## PROBLEM STATEMENT
Transcribe every line, keeping it exact.

## RECORDS FOR THIS TASK
________
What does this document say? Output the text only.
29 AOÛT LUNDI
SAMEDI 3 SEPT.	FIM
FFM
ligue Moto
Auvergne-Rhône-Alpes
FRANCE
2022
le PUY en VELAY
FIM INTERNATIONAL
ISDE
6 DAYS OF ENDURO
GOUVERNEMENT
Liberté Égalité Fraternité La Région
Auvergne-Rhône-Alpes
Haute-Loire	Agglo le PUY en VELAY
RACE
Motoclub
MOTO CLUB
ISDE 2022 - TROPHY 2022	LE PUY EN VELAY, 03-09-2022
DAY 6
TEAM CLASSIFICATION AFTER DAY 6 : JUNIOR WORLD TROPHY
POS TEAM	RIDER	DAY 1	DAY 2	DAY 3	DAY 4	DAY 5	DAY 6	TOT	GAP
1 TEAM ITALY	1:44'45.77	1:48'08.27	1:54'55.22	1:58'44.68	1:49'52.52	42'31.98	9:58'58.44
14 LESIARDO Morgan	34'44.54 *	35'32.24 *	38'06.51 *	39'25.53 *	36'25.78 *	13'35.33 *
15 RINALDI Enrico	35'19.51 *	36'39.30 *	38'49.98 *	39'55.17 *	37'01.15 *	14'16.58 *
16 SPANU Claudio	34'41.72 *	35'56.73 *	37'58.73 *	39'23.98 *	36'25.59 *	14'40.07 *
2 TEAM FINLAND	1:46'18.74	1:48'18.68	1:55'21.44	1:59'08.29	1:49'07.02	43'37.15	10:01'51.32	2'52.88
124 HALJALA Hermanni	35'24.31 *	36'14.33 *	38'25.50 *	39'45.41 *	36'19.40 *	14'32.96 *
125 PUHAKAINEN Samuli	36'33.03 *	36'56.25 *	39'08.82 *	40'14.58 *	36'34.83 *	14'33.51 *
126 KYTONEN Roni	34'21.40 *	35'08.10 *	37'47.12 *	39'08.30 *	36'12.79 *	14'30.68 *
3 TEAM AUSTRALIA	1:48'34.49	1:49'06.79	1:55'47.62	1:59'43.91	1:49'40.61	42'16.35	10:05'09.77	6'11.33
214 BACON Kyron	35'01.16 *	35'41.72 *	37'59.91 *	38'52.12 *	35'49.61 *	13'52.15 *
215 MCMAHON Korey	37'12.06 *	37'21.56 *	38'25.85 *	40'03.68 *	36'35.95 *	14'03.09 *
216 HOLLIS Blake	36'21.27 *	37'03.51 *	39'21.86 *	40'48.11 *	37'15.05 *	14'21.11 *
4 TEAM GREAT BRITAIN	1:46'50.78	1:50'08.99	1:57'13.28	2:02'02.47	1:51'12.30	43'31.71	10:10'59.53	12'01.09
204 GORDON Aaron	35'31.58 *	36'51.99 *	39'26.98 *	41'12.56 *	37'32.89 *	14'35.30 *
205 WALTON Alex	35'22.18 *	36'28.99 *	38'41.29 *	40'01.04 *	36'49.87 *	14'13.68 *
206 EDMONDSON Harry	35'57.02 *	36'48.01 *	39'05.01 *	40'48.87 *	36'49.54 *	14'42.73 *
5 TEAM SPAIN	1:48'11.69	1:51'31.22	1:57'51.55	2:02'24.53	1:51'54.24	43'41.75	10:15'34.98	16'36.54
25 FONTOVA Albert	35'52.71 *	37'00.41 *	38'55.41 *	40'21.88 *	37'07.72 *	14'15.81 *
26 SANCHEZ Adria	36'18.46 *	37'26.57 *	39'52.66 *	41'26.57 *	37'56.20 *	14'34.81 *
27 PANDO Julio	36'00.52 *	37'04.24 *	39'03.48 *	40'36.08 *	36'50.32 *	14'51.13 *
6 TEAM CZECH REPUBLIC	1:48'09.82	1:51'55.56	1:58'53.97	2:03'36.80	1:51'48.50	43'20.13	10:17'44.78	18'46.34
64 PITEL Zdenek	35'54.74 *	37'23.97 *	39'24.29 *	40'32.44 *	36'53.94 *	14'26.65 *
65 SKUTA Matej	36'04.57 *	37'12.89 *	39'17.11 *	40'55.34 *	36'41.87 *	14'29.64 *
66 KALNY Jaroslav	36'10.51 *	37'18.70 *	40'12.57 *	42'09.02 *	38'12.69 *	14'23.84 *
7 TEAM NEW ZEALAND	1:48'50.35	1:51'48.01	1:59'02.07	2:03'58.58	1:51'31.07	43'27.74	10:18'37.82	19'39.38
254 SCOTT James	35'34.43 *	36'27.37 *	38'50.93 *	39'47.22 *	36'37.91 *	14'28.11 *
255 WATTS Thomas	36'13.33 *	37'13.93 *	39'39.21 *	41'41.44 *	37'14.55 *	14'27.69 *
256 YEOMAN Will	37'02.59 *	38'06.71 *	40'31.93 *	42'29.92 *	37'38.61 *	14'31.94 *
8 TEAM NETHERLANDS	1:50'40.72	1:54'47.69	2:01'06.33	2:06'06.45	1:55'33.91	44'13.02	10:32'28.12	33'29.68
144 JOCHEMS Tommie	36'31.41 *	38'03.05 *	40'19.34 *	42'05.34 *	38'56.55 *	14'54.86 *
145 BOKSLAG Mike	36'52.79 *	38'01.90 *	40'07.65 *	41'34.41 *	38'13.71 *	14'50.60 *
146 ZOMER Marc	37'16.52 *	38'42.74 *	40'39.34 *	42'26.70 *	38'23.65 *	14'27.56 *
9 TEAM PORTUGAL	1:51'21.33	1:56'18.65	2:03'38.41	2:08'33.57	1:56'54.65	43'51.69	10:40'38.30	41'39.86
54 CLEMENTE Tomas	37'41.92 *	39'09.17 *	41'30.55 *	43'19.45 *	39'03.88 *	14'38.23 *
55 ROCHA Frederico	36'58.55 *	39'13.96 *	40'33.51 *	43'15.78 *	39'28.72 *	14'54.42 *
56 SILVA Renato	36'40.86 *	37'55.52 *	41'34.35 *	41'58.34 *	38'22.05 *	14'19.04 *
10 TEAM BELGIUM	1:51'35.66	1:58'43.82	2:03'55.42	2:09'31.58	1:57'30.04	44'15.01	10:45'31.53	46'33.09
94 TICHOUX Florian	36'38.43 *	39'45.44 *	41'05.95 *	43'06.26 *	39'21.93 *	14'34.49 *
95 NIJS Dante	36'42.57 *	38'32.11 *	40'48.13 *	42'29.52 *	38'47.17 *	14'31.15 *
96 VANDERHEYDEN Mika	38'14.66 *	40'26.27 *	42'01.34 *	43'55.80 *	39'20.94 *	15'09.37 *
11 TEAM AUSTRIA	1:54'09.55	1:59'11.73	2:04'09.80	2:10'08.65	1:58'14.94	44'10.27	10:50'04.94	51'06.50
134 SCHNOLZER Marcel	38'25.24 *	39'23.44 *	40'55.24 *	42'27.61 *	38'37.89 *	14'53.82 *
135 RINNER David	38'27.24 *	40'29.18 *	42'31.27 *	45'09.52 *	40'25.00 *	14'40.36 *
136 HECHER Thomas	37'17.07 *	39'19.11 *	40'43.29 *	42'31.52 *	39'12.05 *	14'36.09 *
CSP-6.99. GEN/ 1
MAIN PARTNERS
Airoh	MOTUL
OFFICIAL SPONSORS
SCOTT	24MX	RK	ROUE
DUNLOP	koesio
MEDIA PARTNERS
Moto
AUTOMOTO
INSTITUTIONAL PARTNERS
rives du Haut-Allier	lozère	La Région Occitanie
________
## TASK SOLUTION
What does this document say? Output the text only.
29 AOÛT LUNDI
SAMEDI 3 SEPT.	FIM
FFM
ligue Moto
Auvergne-Rhône-Alpes
FRANCE
2022
le PUY en VELAY
FIM INTERNATIONAL
ISDE
6 DAYS OF ENDURO
GOUVERNEMENT
Liberté Égalité Fraternité La Région
Auvergne-Rhône-Alpes
Haute-Loire	Agglo le PUY en VELAY
RACE
Motoclub
MOTO CLUB
ISDE 2022 - TROPHY 2022	LE PUY EN VELAY, 03-09-2022
DAY 6
TEAM CLASSIFICATION AFTER DAY 6 : JUNIOR WORLD TROPHY
POS TEAM	RIDER	DAY 1	DAY 2	DAY 3	DAY 4	DAY 5	DAY 6	TOT	GAP
1 TEAM ITALY	1:44'45.77	1:48'08.27	1:54'55.22	1:58'44.68	1:49'52.52	42'31.98	9:58'58.44
14 LESIARDO Morgan	34'44.54 *	35'32.24 *	38'06.51 *	39'25.53 *	36'25.78 *	13'35.33 *
15 RINALDI Enrico	35'19.51 *	36'39.30 *	38'49.98 *	39'55.17 *	37'01.15 *	14'16.58 *
16 SPANU Claudio	34'41.72 *	35'56.73 *	37'58.73 *	39'23.98 *	36'25.59 *	14'40.07 *
2 TEAM FINLAND	1:46'18.74	1:48'18.68	1:55'21.44	1:59'08.29	1:49'07.02	43'37.15	10:01'51.32	2'52.88
124 HALJALA Hermanni	35'24.31 *	36'14.33 *	38'25.50 *	39'45.41 *	36'19.40 *	14'32.96 *
125 PUHAKAINEN Samuli	36'33.03 *	36'56.25 *	39'08.82 *	40'14.58 *	36'34.83 *	14'33.51 *
126 KYTONEN Roni	34'21.40 *	35'08.10 *	37'47.12 *	39'08.30 *	36'12.79 *	14'30.68 *
3 TEAM AUSTRALIA	1:48'34.49	1:49'06.79	1:55'47.62	1:59'43.91	1:49'40.61	42'16.35	10:05'09.77	6'11.33
214 BACON Kyron	35'01.16 *	35'41.72 *	37'59.91 *	38'52.12 *	35'49.61 *	13'52.15 *
215 MCMAHON Korey	37'12.06 *	37'21.56 *	38'25.85 *	40'03.68 *	36'35.95 *	14'03.09 *
216 HOLLIS Blake	36'21.27 *	37'03.51 *	39'21.86 *	40'48.11 *	37'15.05 *	14'21.11 *
4 TEAM GREAT BRITAIN	1:46'50.78	1:50'08.99	1:57'13.28	2:02'02.47	1:51'12.30	43'31.71	10:10'59.53	12'01.09
204 GORDON Aaron	35'31.58 *	36'51.99 *	39'26.98 *	41'12.56 *	37'32.89 *	14'35.30 *
205 WALTON Alex	35'22.18 *	36'28.99 *	38'41.29 *	40'01.04 *	36'49.87 *	14'13.68 *
206 EDMONDSON Harry	35'57.02 *	36'48.01 *	39'05.01 *	40'48.87 *	36'49.54 *	14'42.73 *
5 TEAM SPAIN	1:48'11.69	1:51'31.22	1:57'51.55	2:02'24.53	1:51'54.24	43'41.75	10:15'34.98	16'36.54
25 FONTOVA Albert	35'52.71 *	37'00.41 *	38'55.41 *	40'21.88 *	37'07.72 *	14'15.81 *
26 SANCHEZ Adria	36'18.46 *	37'26.57 *	39'52.66 *	41'26.57 *	37'56.20 *	14'34.81 *
27 PANDO Julio	36'00.52 *	37'04.24 *	39'03.48 *	40'36.08 *	36'50.32 *	14'51.13 *
6 TEAM CZECH REPUBLIC	1:48'09.82	1:51'55.56	1:58'53.97	2:03'36.80	1:51'48.50	43'20.13	10:17'44.78	18'46.34
64 PITEL Zdenek	35'54.74 *	37'23.97 *	39'24.29 *	40'32.44 *	36'53.94 *	14'26.65 *
65 SKUTA Matej	36'04.57 *	37'12.89 *	39'17.11 *	40'55.34 *	36'41.87 *	14'29.64 *
66 KALNY Jaroslav	36'10.51 *	37'18.70 *	40'12.57 *	42'09.02 *	38'12.69 *	14'23.84 *
7 TEAM NEW ZEALAND	1:48'50.35	1:51'48.01	1:59'02.07	2:03'58.58	1:51'31.07	43'27.74	10:18'37.82	19'39.38
254 SCOTT James	35'34.43 *	36'27.37 *	38'50.93 *	39'47.22 *	36'37.91 *	14'28.11 *
255 WATTS Thomas	36'13.33 *	37'13.93 *	39'39.21 *	41'41.44 *	37'14.55 *	14'27.69 *
256 YEOMAN Will	37'02.59 *	38'06.71 *	40'31.93 *	42'29.92 *	37'38.61 *	14'31.94 *
8 TEAM NETHERLANDS	1:50'40.72	1:54'47.69	2:01'06.33	2:06'06.45	1:55'33.91	44'13.02	10:32'28.12	33'29.68
144 JOCHEMS Tommie	36'31.41 *	38'03.05 *	40'19.34 *	42'05.34 *	38'56.55 *	14'54.86 *
145 BOKSLAG Mike	36'52.79 *	38'01.90 *	40'07.65 *	41'34.41 *	38'13.71 *	14'50.60 *
146 ZOMER Marc	37'16.52 *	38'42.74 *	40'39.34 *	42'26.70 *	38'23.65 *	14'27.56 *
9 TEAM PORTUGAL	1:51'21.33	1:56'18.65	2:03'38.41	2:08'33.57	1:56'54.65	43'51.69	10:40'38.30	41'39.86
54 CLEMENTE Tomas	37'41.92 *	39'09.17 *	41'30.55 *	43'19.45 *	39'03.88 *	14'38.23 *
55 ROCHA Frederico	36'58.55 *	39'13.96 *	40'33.51 *	43'15.78 *	39'28.72 *	14'54.42 *
56 SILVA Renato	36'40.86 *	37'55.52 *	41'34.35 *	41'58.34 *	38'22.05 *	14'19.04 *
10 TEAM BELGIUM	1:51'35.66	1:58'43.82	2:03'55.42	2:09'31.58	1:57'30.04	44'15.01	10:45'31.53	46'33.09
94 TICHOUX Florian	36'38.43 *	39'45.44 *	41'05.95 *	43'06.26 *	39'21.93 *	14'34.49 *
95 NIJS Dante	36'42.57 *	38'32.11 *	40'48.13 *	42'29.52 *	38'47.17 *	14'31.15 *
96 VANDERHEYDEN Mika	38'14.66 *	40'26.27 *	42'01.34 *	43'55.80 *	39'20.94 *	15'09.37 *
11 TEAM AUSTRIA	1:54'09.55	1:59'11.73	2:04'09.80	2:10'08.65	1:58'14.94	44'10.27	10:50'04.94	51'06.50
134 SCHNOLZER Marcel	38'25.24 *	39'23.44 *	40'55.24 *	42'27.61 *	38'37.89 *	14'53.82 *
135 RINNER David	38'27.24 *	40'29.18 *	42'31.27 *	45'09.52 *	40'25.00 *	14'40.36 *
136 HECHER Thomas	37'17.07 *	39'19.11 *	40'43.29 *	42'31.52 *	39'12.05 *	14'36.09 *
CSP-6.99. GEN/ 1
MAIN PARTNERS
Airoh	MOTUL
OFFICIAL SPONSORS
SCOTT	24MX	RK	ROUE
DUNLOP	koesio
MEDIA PARTNERS
Moto
AUTOMOTO
INSTITUTIONAL PARTNERS
rives du Haut-Allier	lozère	La Région Occitanie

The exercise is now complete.